GIVEN DATA
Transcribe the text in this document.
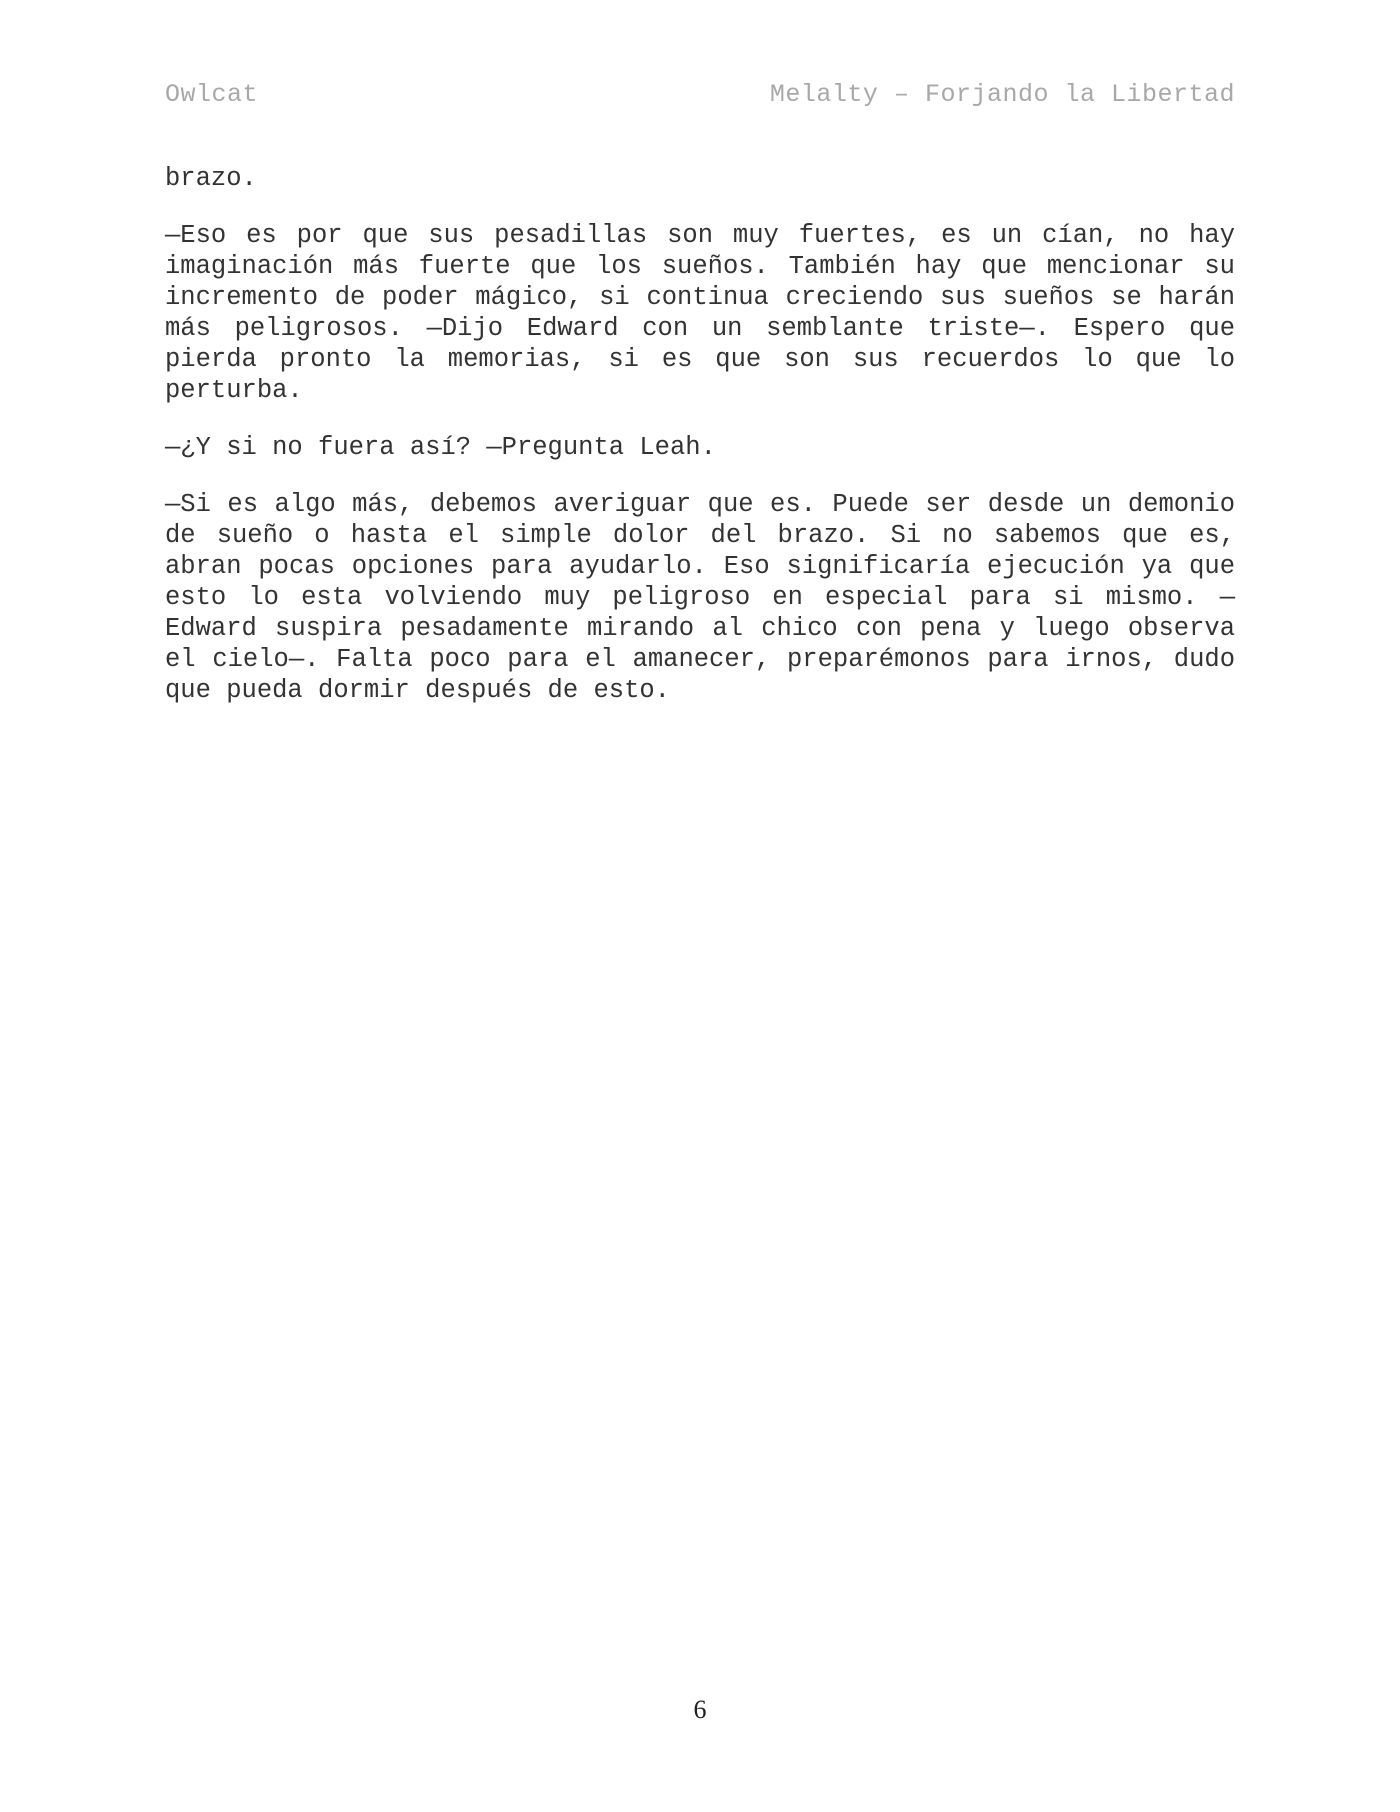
Owlcat	Melalty – Forjando la Libertad

brazo.

—Eso es por que sus pesadillas son muy fuertes, es un cían, no hay imaginación más fuerte que los sueños. También hay que mencionar su incremento de poder mágico, si continua creciendo sus sueños se harán más peligrosos. —Dijo Edward con un semblante triste—. Espero que pierda pronto la memorias, si es que son sus recuerdos lo que lo perturba.

—¿Y si no fuera así? —Pregunta Leah.

—Si es algo más, debemos averiguar que es. Puede ser desde un demonio de sueño o hasta el simple dolor del brazo. Si no sabemos que es, abran pocas opciones para ayudarlo. Eso significaría ejecución ya que esto lo esta volviendo muy peligroso en especial para si mismo. —Edward suspira pesadamente mirando al chico con pena y luego observa el cielo—. Falta poco para el amanecer, preparémonos para irnos, dudo que pueda dormir después de esto.

6
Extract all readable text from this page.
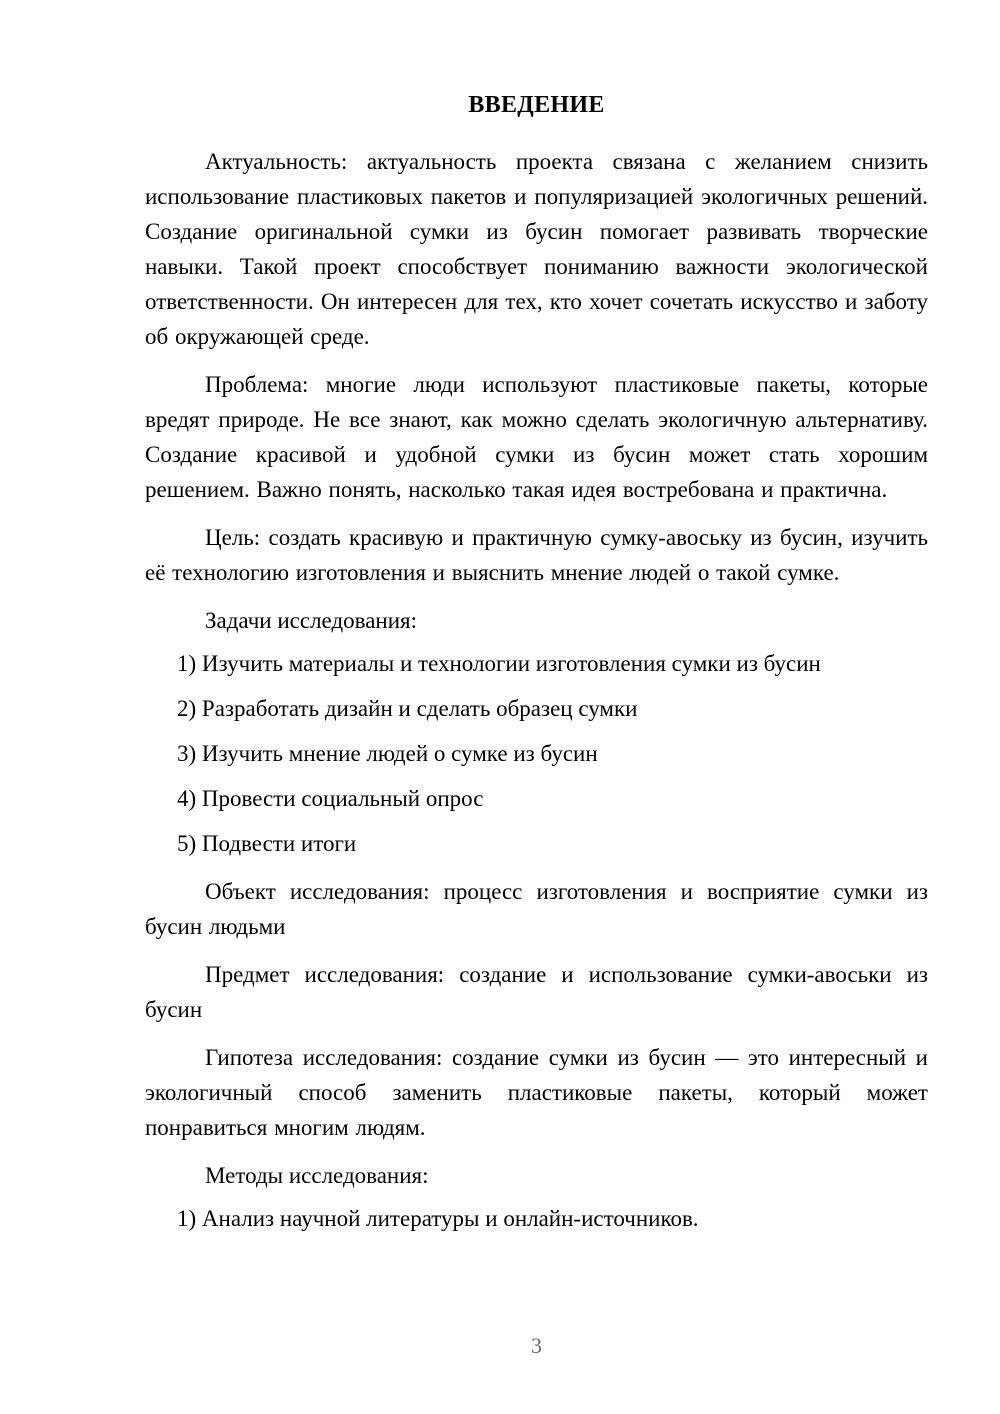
ВВЕДЕНИЕ

Актуальность: актуальность проекта связана с желанием снизить использование пластиковых пакетов и популяризацией экологичных решений. Создание оригинальной сумки из бусин помогает развивать творческие навыки. Такой проект способствует пониманию важности экологической ответственности. Он интересен для тех, кто хочет сочетать искусство и заботу об окружающей среде.

Проблема: многие люди используют пластиковые пакеты, которые вредят природе. Не все знают, как можно сделать экологичную альтернативу. Создание красивой и удобной сумки из бусин может стать хорошим решением. Важно понять, насколько такая идея востребована и практична.

Цель: создать красивую и практичную сумку-авоську из бусин, изучить её технологию изготовления и выяснить мнение людей о такой сумке.

Задачи исследования:

1) Изучить материалы и технологии изготовления сумки из бусин

2) Разработать дизайн и сделать образец сумки

3) Изучить мнение людей о сумке из бусин

4) Провести социальный опрос

5) Подвести итоги

Объект исследования: процесс изготовления и восприятие сумки из бусин людьми

Предмет исследования: создание и использование сумки-авоськи из бусин

Гипотеза исследования: создание сумки из бусин — это интересный и экологичный способ заменить пластиковые пакеты, который может понравиться многим людям.

Методы исследования:

1) Анализ научной литературы и онлайн-источников.

3
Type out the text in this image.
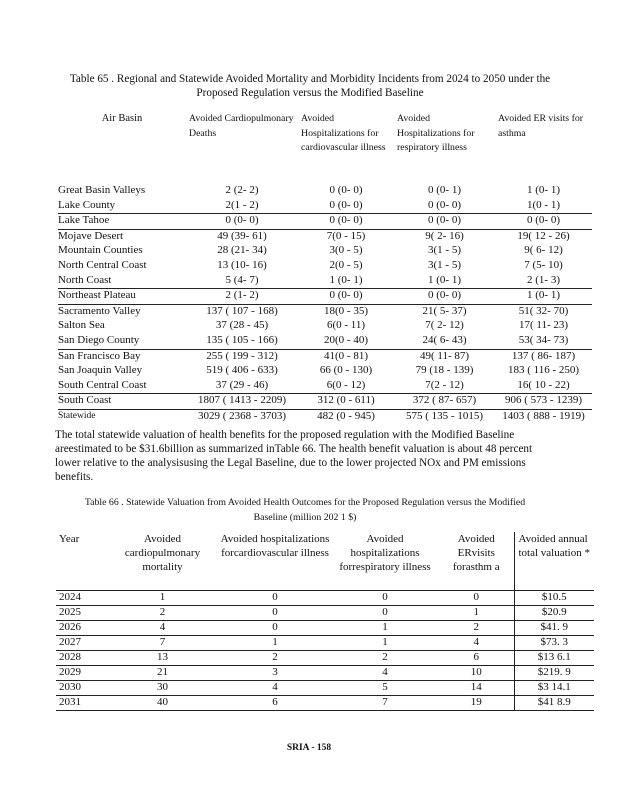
Table 65 . Regional and Statewide Avoided Mortality and Morbidity Incidents from 2024 to 2050 under the Proposed Regulation versus the Modified Baseline
Air Basin	Avoided Cardiopulmonary Deaths	Avoided Hospitalizations for cardiovascular illness	Avoided Hospitalizations for respiratory illness	Avoided ER visits for asthma
Great Basin Valleys	2 (2- 2)	0 (0- 0)	0 (0- 1)	1 (0- 1)
Lake County	2(1 - 2)	0 (0- 0)	0 (0- 0)	1(0 - 1)
Lake Tahoe	0 (0- 0)	0 (0- 0)	0 (0- 0)	0 (0- 0)
Mojave Desert	49 (39- 61)	7(0 - 15)	9( 2- 16)	19( 12 - 26)
Mountain Counties	28 (21- 34)	3(0 - 5)	3(1 - 5)	9( 6- 12)
North Central Coast	13 (10- 16)	2(0 - 5)	3(1 - 5)	7 (5- 10)
North Coast	5 (4- 7)	1 (0- 1)	1 (0- 1)	2 (1- 3)
Northeast Plateau	2 (1- 2)	0 (0- 0)	0 (0- 0)	1 (0- 1)
Sacramento Valley	137 ( 107 - 168)	18(0 - 35)	21( 5- 37)	51( 32- 70)
Salton Sea	37 (28 - 45)	6(0 - 11)	7( 2- 12)	17( 11- 23)
San Diego County	135 ( 105 - 166)	20(0 - 40)	24( 6- 43)	53( 34- 73)
San Francisco Bay	255 ( 199 - 312)	41(0 - 81)	49( 11- 87)	137 ( 86- 187)
San Joaquin Valley	519 ( 406 - 633)	66 (0 - 130)	79 (18 - 139)	183 ( 116 - 250)
South Central Coast	37 (29 - 46)	6(0 - 12)	7(2 - 12)	16( 10 - 22)
South Coast	1807 ( 1413 - 2209)	312 (0 - 611)	372 ( 87- 657)	906 ( 573 - 1239)
Statewide	3029 ( 2368 - 3703)	482 (0 - 945)	575 ( 135 - 1015)	1403 ( 888 - 1919)
The total statewide valuation of health benefits for the proposed regulation with the Modified Baseline areestimated to be $31.6billion as summarized inTable 66. The health benefit valuation is about 48 percent lower relative to the analysisusing the Legal Baseline, due to the lower projected NOx and PM emissions benefits.
Table 66 . Statewide Valuation from Avoided Health Outcomes for the Proposed Regulation versus the Modified Baseline (million 202 1 $)
Year	Avoided cardiopulmonary mortality	Avoided hospitalizations forcardiovascular illness	Avoided hospitalizations forrespiratory illness	Avoided ERvisits forasthm a	Avoided annual total valuation *
2024	1	0	0	0	$10.5
2025	2	0	0	1	$20.9
2026	4	0	1	2	$41. 9
2027	7	1	1	4	$73. 3
2028	13	2	2	6	$13 6.1
2029	21	3	4	10	$219. 9
2030	30	4	5	14	$3 14.1
2031	40	6	7	19	$41 8.9
SRIA - 158
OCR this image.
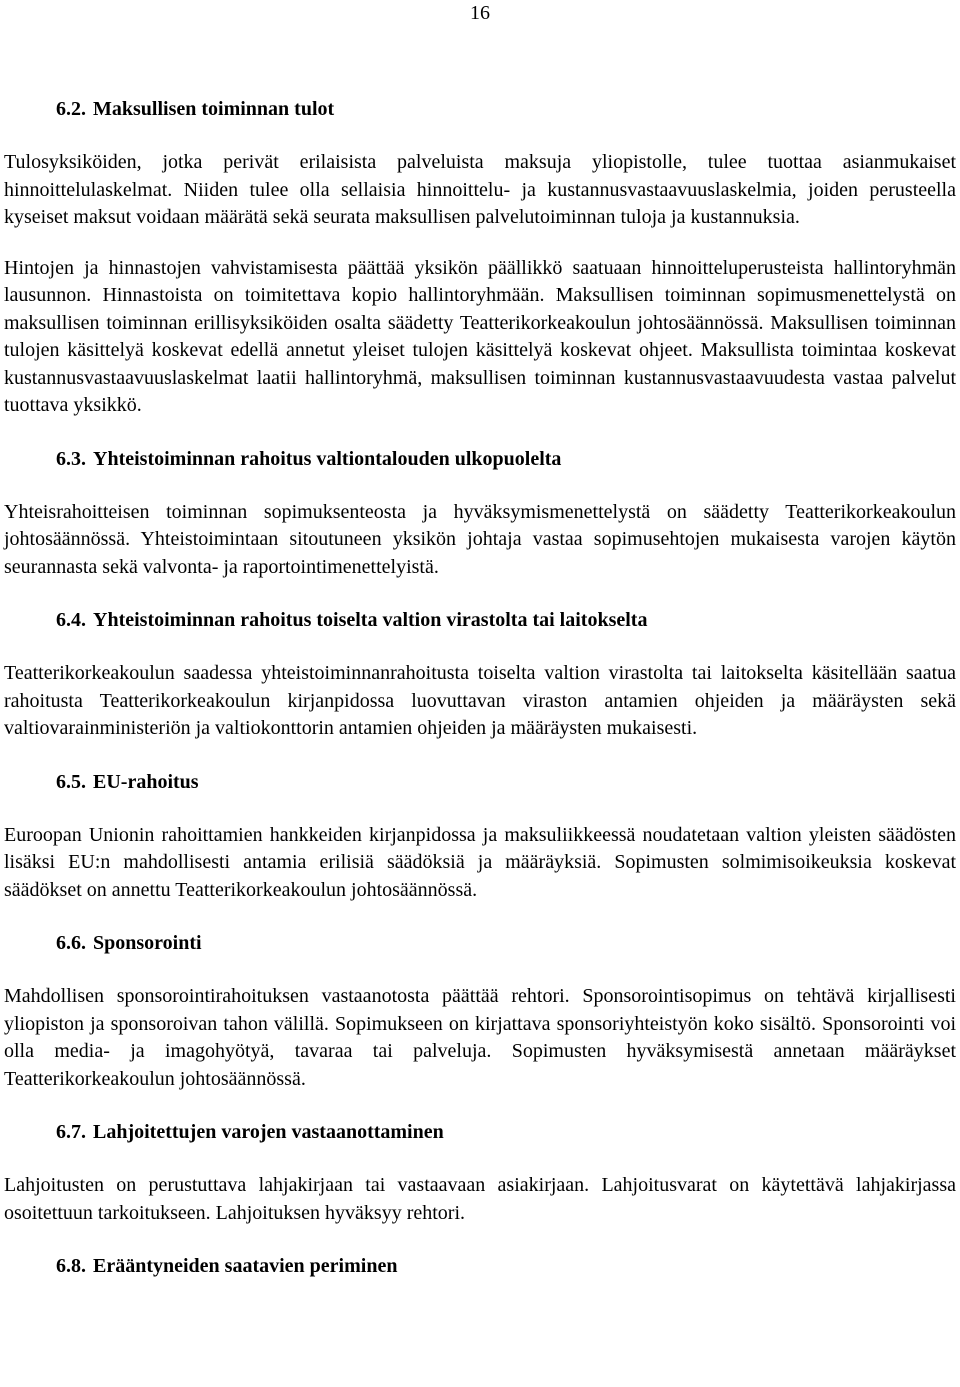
16
6.2. Maksullisen toiminnan tulot

Tulosyksiköiden, jotka perivät erilaisista palveluista maksuja yliopistolle, tulee tuottaa asianmukaiset hinnoittelulaskelmat. Niiden tulee olla sellaisia hinnoittelu- ja kustannusvastaavuuslaskelmia, joiden perusteella kyseiset maksut voidaan määrätä sekä seurata maksullisen palvelutoiminnan tuloja ja kustannuksia.

Hintojen ja hinnastojen vahvistamisesta päättää yksikön päällikkö saatuaan hinnoitteluperusteista hallintoryhmän lausunnon. Hinnastoista on toimitettava kopio hallintoryhmään. Maksullisen toiminnan sopimusmenettelystä on maksullisen toiminnan erillisyksiköiden osalta säädetty Teatterikorkeakoulun johtosäännössä. Maksullisen toiminnan tulojen käsittelyä koskevat edellä annetut yleiset tulojen käsittelyä koskevat ohjeet. Maksullista toimintaa koskevat kustannusvastaavuuslaskelmat laatii hallintoryhmä, maksullisen toiminnan kustannusvastaavuudesta vastaa palvelut tuottava yksikkö.

6.3. Yhteistoiminnan rahoitus valtiontalouden ulkopuolelta

Yhteisrahoitteisen toiminnan sopimuksenteosta ja hyväksymismenettelystä on säädetty Teatterikorkeakoulun johtosäännössä. Yhteistoimintaan sitoutuneen yksikön johtaja vastaa sopimusehtojen mukaisesta varojen käytön seurannasta sekä valvonta- ja raportointimenettelyistä.

6.4. Yhteistoiminnan rahoitus toiselta valtion virastolta tai laitokselta

Teatterikorkeakoulun saadessa yhteistoiminnanrahoitusta toiselta valtion virastolta tai laitokselta käsitellään saatua rahoitusta Teatterikorkeakoulun kirjanpidossa luovuttavan viraston antamien ohjeiden ja määräysten sekä valtiovarainministeriön ja valtiokonttorin antamien ohjeiden ja määräysten mukaisesti.

6.5. EU-rahoitus

Euroopan Unionin rahoittamien hankkeiden kirjanpidossa ja maksuliikkeessä noudatetaan valtion yleisten säädösten lisäksi EU:n mahdollisesti antamia erilisiä säädöksiä ja määräyksiä. Sopimusten solmimisoikeuksia koskevat säädökset on annettu Teatterikorkeakoulun johtosäännössä.

6.6. Sponsorointi

Mahdollisen sponsorointirahoituksen vastaanotosta päättää rehtori. Sponsorointisopimus on tehtävä kirjallisesti yliopiston ja sponsoroivan tahon välillä. Sopimukseen on kirjattava sponsoriyhteistyön koko sisältö. Sponsorointi voi olla media- ja imagohyötyä, tavaraa tai palveluja. Sopimusten hyväksymisestä annetaan määräykset Teatterikorkeakoulun johtosäännössä.

6.7. Lahjoitettujen varojen vastaanottaminen

Lahjoitusten on perustuttava lahjakirjaan tai vastaavaan asiakirjaan. Lahjoitusvarat on käytettävä lahjakirjassa osoitettuun tarkoitukseen. Lahjoituksen hyväksyy rehtori.

6.8. Erääntyneiden saatavien periminen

SHORT EXERCISE
Search the listing for the word "Edward". Copy every line in which it occurs.

RESPONSE TO THIS TASK
—Eso es por que sus pesadillas son muy fuertes, es un cían, no hay imaginación más fuerte que los sueños. También hay que mencionar su incremento de poder mágico, si continua creciendo sus sueños se harán más peligrosos. —Dijo Edward con un semblante triste—. Espero que pierda pronto la memorias, si es que son sus recuerdos lo que lo perturba.
—Si es algo más, debemos averiguar que es. Puede ser desde un demonio de sueño o hasta el simple dolor del brazo. Si no sabemos que es, abran pocas opciones para ayudarlo. Eso significaría ejecución ya que esto lo esta volviendo muy peligroso en especial para si mismo. —Edward suspira pesadamente mirando al chico con pena y luego observa el cielo—. Falta poco para el amanecer, preparémonos para irnos, dudo que pueda dormir después de esto.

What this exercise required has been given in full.